Klaus Modick: Konzert ohne Dichter

  • Suppe ohne Würfel


    Zu seiner Zeit, die vom Ende des neunzehnten bis zur Mitte des zwanzigsten Jahrhunderts reichte, war Heinrich Vogeler das, was man heutzutage als "Multitalent" bezeichnen würde. Der Mann war als Maler, Bildhauer, Architekt, Buchausstatter und Designer tätig, später auch als Schriftsteller. Zur Jahrhundertwende gründete er die Künstlerkolonie von Worpswede und schuf mit dem "Barkenhoff" eines ihrer Zentren. Zu den unregelmäßigen Bewohnern gehörte der notorisch in Geldnöten steckende Rainer Maria Rilke, damals am Anfang seiner Laufbahn stehend. Klaus Modick erzählt in "Konzert ohne Dichter" von der Begegnung dieser beiden Figuren, ihrer Annäherung und Entfremdung, aber es geht auch um Zeitgeschichte, Mäzenatentum, Familie, Freundschaft und Liebe. Und um die Bedeutung von Kunst bevorzugt aus der Sicht der Kunstschaffenden. Vogeler wird von Mäzenen hofiert und mit Aufträgen überhäuft, vor allem, als er im Jahr 1905 eine Goldmedaille für sein Werk erhält, insbesondere für ein Gemälde, das bis dahin (und heute noch) die Arbeitstitel "Sommernacht" oder "Konzert" trägt. Dieses Bild fasst die Stimmung der zurückliegenden Jahre auf dem Barkenhoff zusammen, aber sowohl das Gemälde, als auch die Entwicklungen dort sind aus Vogelers Sicht eher unbefriedigend. Deshalb enthält das Gemälde auch alle Protagonisten der damals legendären Worpsweder Sommernächte, nur nicht Rilke.

__WAS GEFORDERT IST__: Übertragen Sie den Satz „Der Mann war als Maler, Bildhauer, Architekt, Buchausstatter und Designer tätig, später auch als Schriftsteller.“ aus der Besprechung zu Heinrich Vogeler ins Englische.

__DATENSATZINHALT__:
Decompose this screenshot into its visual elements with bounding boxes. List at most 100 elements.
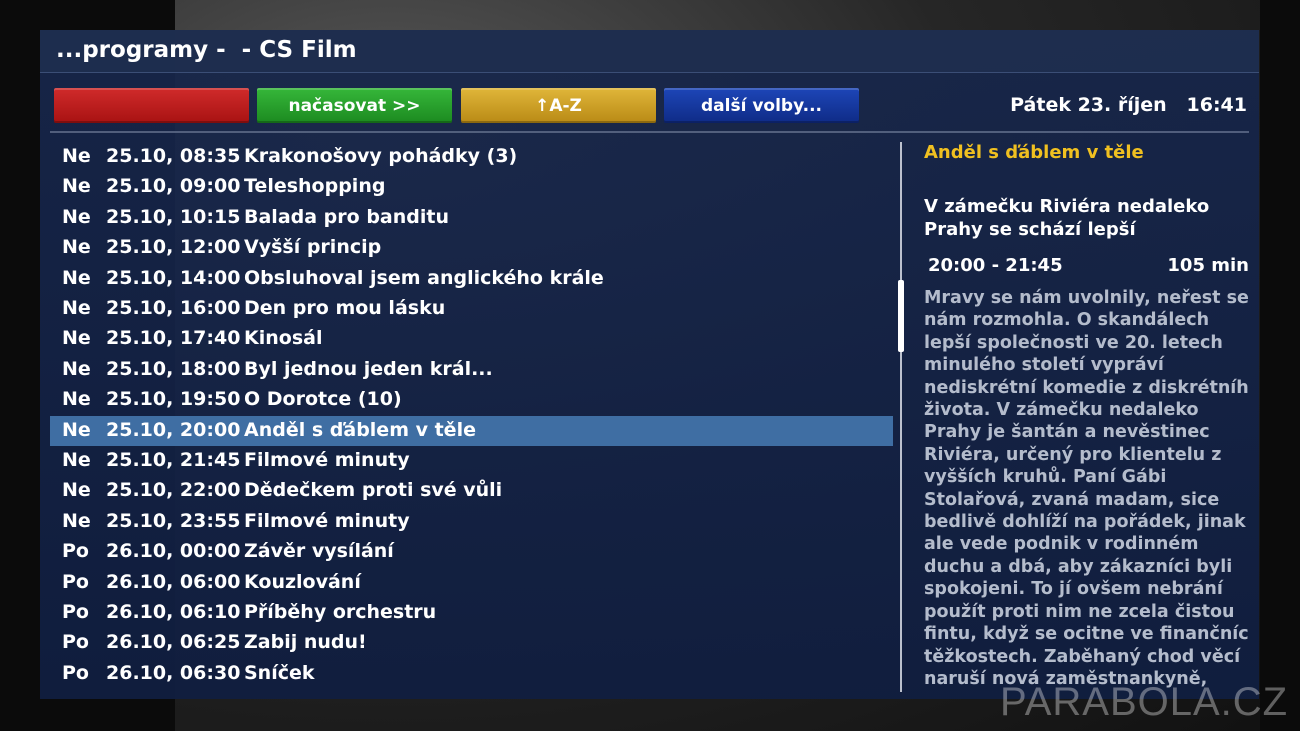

__VOLLSTÄNDIGE AUSGABE__: The man worked as a painter, sculptor, architect, book designer and designer, and later also as a writer.